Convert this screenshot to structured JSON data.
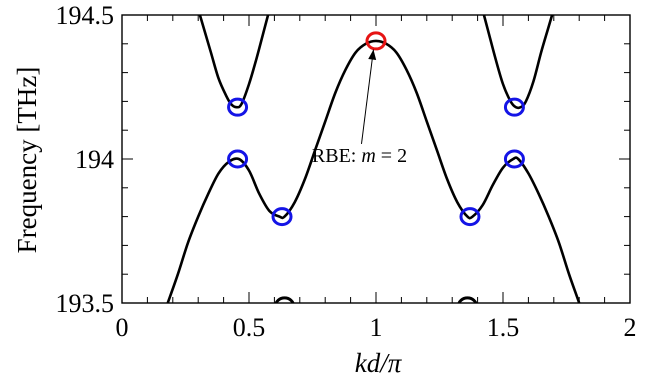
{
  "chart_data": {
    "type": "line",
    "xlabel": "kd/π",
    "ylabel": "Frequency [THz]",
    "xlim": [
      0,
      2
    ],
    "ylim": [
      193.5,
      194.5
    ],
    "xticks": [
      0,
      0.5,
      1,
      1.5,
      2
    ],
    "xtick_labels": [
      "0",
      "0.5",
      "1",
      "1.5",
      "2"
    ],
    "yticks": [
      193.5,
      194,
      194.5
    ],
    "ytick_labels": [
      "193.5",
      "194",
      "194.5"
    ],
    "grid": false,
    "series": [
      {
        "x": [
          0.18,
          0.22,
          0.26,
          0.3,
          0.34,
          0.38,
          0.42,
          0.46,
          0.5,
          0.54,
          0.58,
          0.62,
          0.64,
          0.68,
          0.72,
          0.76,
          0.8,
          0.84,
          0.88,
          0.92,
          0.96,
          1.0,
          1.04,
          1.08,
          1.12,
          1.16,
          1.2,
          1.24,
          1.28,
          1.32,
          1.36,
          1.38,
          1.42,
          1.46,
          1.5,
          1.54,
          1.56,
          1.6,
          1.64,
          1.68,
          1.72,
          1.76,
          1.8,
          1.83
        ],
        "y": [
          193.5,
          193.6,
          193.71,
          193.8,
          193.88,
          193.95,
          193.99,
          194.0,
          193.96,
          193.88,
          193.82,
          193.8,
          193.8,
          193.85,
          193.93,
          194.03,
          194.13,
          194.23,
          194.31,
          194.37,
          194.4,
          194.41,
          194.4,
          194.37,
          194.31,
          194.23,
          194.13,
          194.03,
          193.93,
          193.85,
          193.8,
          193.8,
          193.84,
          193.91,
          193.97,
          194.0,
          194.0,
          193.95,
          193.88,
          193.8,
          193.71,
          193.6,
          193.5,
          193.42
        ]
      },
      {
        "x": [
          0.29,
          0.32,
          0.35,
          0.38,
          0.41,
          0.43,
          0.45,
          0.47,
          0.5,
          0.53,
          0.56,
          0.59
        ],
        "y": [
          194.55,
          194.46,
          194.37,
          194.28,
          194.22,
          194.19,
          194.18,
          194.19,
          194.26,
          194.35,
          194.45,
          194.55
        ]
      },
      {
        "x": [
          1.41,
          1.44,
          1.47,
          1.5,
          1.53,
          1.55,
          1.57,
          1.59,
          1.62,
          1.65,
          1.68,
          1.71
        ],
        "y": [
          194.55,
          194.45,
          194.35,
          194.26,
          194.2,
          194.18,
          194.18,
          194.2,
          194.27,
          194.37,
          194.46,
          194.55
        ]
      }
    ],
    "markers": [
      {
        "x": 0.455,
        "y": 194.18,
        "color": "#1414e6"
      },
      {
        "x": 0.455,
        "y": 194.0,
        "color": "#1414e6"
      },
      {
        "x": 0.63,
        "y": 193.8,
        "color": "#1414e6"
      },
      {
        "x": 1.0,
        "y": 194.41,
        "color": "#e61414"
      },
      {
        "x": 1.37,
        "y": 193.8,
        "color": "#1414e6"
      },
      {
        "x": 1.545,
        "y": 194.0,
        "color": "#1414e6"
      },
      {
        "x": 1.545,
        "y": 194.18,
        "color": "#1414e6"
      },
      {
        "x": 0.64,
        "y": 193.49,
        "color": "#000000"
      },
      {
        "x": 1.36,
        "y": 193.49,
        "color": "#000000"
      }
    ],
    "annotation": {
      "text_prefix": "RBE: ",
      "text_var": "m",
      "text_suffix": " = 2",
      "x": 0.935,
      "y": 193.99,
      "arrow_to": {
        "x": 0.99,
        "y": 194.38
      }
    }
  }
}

● ● ● ●

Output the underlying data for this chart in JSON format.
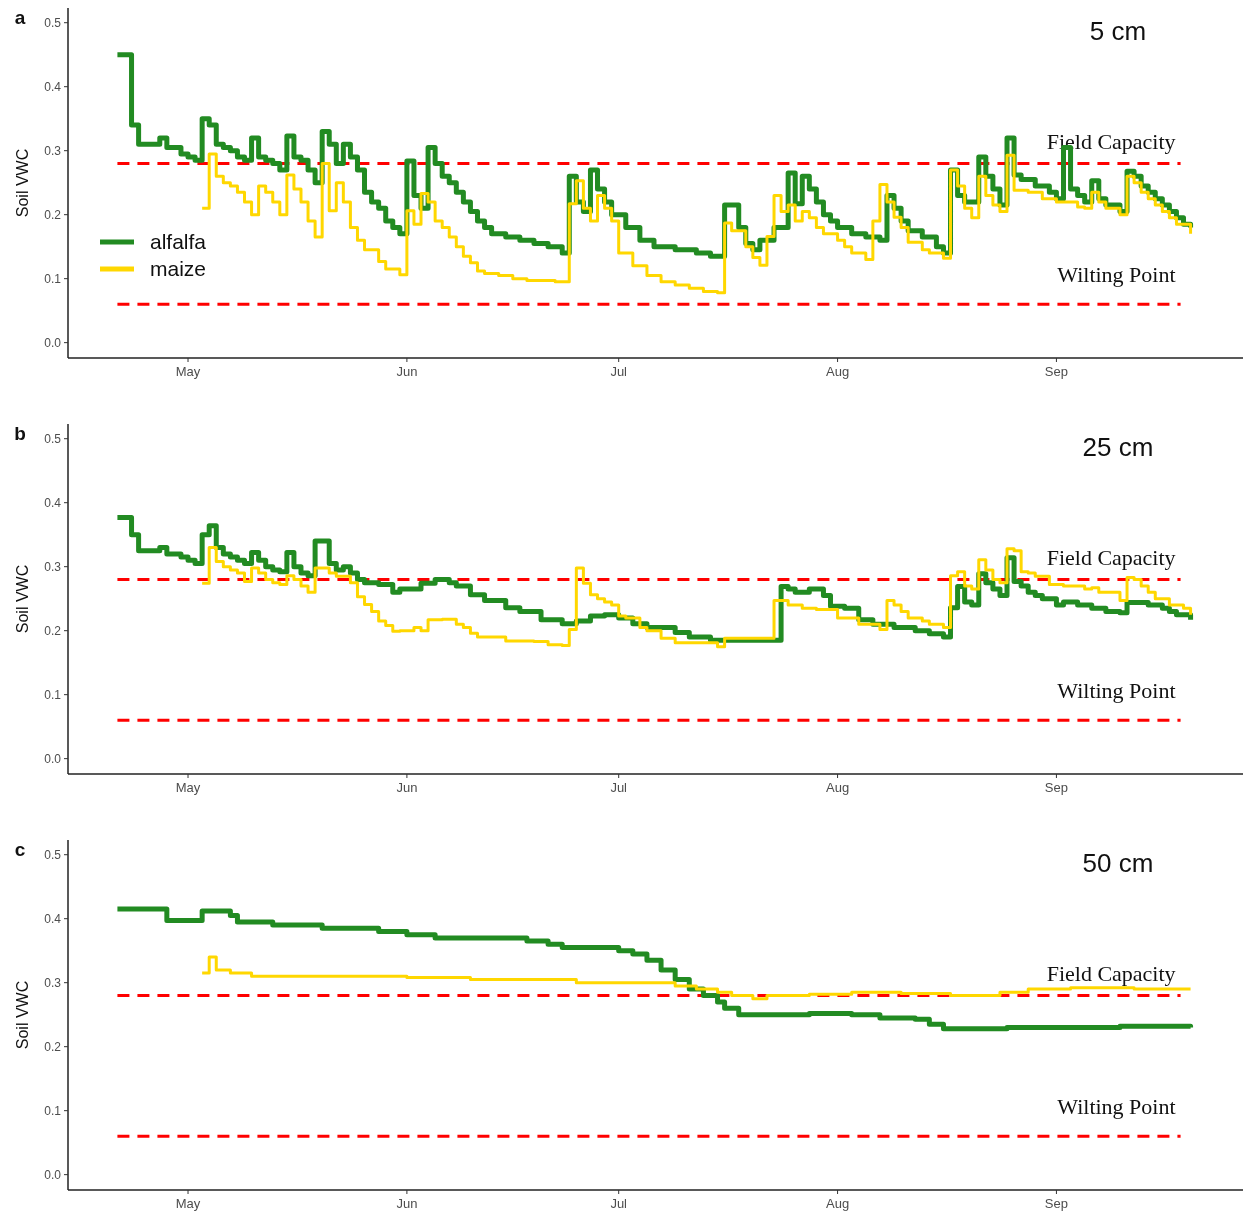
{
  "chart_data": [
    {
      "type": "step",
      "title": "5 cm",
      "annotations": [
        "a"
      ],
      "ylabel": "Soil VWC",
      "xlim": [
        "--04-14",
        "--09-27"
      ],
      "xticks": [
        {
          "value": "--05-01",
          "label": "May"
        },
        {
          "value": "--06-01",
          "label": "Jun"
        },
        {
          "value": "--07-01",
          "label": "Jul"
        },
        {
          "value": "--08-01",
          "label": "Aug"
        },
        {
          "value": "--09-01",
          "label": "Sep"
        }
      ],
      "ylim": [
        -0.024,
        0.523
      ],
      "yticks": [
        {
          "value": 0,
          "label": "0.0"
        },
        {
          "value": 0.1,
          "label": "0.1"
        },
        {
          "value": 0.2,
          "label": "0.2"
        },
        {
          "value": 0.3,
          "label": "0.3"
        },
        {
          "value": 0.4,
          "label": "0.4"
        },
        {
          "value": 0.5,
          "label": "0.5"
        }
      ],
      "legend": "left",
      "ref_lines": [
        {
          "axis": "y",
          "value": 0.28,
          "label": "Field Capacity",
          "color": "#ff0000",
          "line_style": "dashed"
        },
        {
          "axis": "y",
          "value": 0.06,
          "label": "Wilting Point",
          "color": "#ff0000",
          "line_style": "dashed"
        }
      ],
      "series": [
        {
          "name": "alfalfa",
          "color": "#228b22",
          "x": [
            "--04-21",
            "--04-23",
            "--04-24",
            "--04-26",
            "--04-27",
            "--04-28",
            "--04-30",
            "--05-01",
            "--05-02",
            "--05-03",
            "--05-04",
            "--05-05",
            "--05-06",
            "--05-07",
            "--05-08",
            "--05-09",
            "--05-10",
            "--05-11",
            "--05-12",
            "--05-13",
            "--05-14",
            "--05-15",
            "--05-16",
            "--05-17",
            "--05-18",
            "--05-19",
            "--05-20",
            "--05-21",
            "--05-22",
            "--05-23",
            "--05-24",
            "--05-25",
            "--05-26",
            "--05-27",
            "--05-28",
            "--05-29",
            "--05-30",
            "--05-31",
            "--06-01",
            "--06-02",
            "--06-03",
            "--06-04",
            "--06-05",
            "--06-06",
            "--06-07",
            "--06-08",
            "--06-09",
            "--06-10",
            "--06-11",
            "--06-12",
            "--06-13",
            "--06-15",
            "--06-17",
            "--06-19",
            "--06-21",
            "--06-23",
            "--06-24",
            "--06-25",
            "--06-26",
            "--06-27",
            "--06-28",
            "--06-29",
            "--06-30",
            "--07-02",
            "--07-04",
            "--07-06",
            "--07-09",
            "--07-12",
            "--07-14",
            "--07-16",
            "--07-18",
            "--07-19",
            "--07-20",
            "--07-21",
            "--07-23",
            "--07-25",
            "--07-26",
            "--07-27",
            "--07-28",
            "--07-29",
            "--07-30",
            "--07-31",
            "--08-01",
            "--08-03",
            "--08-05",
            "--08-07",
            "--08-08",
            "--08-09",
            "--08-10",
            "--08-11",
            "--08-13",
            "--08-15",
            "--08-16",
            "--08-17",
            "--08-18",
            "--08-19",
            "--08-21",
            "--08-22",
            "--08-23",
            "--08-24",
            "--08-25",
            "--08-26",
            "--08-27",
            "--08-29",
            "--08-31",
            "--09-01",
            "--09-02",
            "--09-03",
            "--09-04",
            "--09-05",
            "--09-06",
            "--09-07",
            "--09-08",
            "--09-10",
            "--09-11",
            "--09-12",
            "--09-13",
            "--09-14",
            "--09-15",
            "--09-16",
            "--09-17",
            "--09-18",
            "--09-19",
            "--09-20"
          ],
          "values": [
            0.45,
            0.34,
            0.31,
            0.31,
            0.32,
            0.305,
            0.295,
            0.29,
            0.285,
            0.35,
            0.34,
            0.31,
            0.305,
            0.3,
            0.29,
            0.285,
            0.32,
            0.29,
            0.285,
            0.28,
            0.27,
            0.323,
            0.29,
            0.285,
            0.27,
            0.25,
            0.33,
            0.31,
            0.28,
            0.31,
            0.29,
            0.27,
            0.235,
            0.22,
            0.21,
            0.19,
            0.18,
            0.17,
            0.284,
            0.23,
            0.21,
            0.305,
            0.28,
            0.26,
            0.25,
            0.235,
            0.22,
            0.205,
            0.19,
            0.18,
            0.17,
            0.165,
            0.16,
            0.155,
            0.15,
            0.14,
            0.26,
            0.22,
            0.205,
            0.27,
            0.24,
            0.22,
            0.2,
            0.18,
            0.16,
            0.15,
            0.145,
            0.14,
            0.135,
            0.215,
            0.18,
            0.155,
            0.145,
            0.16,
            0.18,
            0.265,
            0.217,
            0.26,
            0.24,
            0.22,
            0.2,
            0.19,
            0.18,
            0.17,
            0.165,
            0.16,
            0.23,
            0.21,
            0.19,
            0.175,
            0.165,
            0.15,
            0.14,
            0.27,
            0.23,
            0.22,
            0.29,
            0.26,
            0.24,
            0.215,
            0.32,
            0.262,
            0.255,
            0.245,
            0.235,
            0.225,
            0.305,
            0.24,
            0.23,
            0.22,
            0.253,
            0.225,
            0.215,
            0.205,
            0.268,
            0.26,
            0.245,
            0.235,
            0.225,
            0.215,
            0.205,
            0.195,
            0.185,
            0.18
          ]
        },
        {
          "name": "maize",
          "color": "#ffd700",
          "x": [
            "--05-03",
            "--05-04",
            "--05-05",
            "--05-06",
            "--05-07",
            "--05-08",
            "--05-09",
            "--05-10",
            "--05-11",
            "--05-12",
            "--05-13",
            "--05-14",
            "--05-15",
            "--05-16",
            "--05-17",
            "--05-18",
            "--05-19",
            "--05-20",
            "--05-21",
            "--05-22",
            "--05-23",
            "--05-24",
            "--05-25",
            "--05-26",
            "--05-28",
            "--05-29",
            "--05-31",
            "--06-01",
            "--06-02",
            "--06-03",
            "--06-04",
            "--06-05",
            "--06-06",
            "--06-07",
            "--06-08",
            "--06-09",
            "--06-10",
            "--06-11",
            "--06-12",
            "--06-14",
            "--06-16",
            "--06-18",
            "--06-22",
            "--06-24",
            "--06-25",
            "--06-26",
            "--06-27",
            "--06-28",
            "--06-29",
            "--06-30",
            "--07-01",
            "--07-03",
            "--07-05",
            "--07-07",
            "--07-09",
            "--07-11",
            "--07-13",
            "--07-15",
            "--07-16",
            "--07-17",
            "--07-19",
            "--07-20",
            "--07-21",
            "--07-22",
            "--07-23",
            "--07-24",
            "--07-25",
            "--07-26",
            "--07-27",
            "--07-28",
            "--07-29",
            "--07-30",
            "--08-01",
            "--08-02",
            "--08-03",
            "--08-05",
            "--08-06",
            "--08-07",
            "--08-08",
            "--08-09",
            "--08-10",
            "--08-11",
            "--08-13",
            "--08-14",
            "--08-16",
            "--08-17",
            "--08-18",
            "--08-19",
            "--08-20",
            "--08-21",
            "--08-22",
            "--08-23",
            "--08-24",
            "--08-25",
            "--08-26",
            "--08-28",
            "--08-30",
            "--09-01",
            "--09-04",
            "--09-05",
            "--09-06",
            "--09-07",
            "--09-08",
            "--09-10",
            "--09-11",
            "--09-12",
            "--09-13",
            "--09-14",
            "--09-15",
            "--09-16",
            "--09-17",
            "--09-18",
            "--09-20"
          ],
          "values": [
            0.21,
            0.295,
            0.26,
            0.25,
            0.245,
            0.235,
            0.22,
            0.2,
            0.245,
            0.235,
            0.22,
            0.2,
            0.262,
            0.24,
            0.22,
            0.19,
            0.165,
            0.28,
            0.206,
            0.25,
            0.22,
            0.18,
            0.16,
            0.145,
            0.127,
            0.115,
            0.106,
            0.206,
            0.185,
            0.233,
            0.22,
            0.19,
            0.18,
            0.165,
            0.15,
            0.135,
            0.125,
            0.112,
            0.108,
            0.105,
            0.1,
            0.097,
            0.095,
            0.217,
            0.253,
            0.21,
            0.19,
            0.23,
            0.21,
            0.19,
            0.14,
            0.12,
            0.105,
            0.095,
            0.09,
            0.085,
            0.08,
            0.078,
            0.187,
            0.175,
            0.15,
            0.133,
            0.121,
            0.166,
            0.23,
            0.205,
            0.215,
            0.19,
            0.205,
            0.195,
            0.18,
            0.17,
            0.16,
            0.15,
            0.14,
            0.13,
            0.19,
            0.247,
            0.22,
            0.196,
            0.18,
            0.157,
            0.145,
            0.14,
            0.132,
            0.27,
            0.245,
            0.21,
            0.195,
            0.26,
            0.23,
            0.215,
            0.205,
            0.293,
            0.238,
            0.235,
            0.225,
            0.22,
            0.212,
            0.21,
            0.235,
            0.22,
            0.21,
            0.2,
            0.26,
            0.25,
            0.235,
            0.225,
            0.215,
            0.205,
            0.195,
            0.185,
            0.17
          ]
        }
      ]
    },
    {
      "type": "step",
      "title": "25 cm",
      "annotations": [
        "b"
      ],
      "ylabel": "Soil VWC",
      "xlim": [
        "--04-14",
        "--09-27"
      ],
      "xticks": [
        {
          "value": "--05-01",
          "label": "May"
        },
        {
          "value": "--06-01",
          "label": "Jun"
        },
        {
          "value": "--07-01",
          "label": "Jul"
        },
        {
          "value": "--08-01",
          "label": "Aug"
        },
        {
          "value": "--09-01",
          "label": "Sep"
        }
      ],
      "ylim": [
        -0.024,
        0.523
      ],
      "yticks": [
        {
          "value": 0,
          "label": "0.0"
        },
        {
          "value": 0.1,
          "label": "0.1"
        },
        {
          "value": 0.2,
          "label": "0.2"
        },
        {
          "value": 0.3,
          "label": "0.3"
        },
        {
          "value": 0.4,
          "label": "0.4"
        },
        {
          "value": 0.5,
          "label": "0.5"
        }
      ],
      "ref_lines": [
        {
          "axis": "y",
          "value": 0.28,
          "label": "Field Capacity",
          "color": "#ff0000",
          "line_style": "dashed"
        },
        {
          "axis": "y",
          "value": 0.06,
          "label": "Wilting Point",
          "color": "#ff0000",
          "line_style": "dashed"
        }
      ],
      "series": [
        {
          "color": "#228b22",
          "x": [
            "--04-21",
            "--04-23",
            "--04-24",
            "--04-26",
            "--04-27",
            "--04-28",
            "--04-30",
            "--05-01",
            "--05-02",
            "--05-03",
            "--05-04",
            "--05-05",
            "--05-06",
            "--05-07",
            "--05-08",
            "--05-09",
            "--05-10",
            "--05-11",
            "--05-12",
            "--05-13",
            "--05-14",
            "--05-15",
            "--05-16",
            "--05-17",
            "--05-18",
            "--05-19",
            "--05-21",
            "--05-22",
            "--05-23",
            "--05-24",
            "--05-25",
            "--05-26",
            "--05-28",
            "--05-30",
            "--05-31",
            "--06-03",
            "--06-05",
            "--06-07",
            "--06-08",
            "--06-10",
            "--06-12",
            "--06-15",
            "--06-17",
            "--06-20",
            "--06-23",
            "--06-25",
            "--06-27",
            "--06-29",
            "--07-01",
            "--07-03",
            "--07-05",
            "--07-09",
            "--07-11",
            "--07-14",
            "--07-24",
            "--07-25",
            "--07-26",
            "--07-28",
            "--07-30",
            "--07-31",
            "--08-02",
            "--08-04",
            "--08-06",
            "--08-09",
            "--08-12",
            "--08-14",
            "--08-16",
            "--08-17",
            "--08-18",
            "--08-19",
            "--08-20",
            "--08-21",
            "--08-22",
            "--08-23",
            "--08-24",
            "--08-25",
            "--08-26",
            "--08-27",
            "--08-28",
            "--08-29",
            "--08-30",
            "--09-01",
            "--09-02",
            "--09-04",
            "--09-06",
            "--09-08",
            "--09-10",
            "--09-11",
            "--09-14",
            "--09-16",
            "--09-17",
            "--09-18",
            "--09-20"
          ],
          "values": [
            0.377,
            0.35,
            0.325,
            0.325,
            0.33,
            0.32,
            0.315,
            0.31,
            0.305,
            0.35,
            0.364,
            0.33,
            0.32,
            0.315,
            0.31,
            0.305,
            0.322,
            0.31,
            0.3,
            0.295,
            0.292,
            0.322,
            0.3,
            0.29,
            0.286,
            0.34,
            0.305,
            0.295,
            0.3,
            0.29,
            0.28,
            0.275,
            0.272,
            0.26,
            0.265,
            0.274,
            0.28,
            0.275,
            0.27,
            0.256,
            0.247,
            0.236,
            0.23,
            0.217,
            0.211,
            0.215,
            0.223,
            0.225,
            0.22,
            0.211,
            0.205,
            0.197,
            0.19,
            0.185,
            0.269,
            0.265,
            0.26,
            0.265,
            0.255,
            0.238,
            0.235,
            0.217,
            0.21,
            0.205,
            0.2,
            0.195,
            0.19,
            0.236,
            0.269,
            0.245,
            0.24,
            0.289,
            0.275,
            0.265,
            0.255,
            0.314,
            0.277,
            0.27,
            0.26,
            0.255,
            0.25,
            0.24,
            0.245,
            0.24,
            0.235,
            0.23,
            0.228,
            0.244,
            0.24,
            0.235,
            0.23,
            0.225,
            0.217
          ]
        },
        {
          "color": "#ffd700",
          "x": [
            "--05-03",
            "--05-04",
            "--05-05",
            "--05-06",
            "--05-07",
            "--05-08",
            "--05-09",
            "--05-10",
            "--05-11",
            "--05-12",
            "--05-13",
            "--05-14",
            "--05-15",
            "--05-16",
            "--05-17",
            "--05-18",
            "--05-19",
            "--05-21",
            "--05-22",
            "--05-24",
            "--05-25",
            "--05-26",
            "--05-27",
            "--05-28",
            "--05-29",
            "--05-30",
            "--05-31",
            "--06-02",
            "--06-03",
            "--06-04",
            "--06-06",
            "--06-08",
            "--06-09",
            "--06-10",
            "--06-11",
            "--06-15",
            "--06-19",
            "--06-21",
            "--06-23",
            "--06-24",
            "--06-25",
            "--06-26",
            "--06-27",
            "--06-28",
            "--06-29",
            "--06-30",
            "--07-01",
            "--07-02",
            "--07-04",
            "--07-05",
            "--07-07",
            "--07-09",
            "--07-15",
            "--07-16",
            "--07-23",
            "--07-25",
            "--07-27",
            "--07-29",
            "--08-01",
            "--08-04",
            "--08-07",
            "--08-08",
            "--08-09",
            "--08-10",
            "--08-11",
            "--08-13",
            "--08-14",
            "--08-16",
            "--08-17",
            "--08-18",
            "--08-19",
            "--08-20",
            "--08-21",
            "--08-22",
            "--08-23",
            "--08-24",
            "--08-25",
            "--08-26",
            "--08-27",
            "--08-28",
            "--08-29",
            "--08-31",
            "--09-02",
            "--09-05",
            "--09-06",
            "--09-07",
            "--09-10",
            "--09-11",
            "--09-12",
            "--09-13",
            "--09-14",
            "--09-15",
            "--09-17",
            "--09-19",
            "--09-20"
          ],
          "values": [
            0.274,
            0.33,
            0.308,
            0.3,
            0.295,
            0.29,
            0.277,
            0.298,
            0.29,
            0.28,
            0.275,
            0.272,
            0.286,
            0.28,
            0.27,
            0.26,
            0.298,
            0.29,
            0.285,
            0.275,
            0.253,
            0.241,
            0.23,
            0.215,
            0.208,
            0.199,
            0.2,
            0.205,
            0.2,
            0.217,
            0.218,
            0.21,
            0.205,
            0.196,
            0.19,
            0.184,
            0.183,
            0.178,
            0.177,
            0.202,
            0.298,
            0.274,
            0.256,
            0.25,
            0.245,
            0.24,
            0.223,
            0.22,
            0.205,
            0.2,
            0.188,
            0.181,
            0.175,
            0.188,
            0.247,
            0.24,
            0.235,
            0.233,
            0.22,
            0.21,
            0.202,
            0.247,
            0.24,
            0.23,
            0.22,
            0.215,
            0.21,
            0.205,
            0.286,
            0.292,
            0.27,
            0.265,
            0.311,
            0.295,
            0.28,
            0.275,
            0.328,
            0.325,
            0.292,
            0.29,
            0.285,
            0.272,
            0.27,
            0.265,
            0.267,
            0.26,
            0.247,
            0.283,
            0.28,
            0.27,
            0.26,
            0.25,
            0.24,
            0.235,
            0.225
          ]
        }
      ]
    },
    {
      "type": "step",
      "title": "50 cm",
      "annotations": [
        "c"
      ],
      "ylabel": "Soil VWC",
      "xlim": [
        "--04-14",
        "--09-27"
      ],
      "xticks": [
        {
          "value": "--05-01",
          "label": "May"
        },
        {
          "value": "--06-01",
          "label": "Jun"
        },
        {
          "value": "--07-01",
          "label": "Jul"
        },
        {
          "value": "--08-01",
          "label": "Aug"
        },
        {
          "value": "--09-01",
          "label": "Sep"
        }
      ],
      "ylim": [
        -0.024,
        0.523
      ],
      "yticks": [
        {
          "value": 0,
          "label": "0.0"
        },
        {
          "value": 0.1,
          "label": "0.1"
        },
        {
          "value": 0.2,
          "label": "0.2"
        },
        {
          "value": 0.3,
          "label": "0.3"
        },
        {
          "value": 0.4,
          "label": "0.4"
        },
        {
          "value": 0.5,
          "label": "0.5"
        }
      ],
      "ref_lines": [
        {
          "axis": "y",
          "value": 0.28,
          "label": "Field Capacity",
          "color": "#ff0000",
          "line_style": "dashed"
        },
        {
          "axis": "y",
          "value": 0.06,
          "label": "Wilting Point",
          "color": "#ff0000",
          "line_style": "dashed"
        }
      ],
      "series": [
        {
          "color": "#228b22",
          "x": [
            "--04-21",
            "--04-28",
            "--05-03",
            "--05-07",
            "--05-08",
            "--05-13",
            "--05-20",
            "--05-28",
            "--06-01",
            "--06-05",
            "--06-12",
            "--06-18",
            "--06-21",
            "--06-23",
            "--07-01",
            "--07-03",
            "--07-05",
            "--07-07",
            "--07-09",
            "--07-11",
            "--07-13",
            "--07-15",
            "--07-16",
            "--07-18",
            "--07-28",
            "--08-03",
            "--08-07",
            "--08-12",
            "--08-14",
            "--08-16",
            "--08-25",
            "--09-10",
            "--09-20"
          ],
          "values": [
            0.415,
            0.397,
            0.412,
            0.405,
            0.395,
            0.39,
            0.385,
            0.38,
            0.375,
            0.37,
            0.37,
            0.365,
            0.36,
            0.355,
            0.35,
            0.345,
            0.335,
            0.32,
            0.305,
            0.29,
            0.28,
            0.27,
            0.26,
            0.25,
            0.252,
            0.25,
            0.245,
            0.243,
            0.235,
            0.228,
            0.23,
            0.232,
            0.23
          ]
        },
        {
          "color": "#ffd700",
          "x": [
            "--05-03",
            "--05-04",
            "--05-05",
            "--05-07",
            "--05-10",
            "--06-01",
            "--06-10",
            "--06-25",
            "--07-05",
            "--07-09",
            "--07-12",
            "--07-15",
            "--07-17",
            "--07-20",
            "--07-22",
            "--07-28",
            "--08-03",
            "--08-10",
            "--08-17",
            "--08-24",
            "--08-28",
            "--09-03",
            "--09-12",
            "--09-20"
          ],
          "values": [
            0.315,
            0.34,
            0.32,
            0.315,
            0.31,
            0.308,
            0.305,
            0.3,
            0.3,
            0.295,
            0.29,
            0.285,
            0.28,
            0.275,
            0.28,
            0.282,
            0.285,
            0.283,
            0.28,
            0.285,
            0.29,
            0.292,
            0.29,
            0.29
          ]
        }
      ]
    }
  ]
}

● ● ● ●

» **REQUIRED TASK**
Take every line containing the word "JSON" and copy it.

» **EXERCISE OUTPUT**
Convert this screenshot to structured JSON data.
Output the underlying data for this chart in JSON format.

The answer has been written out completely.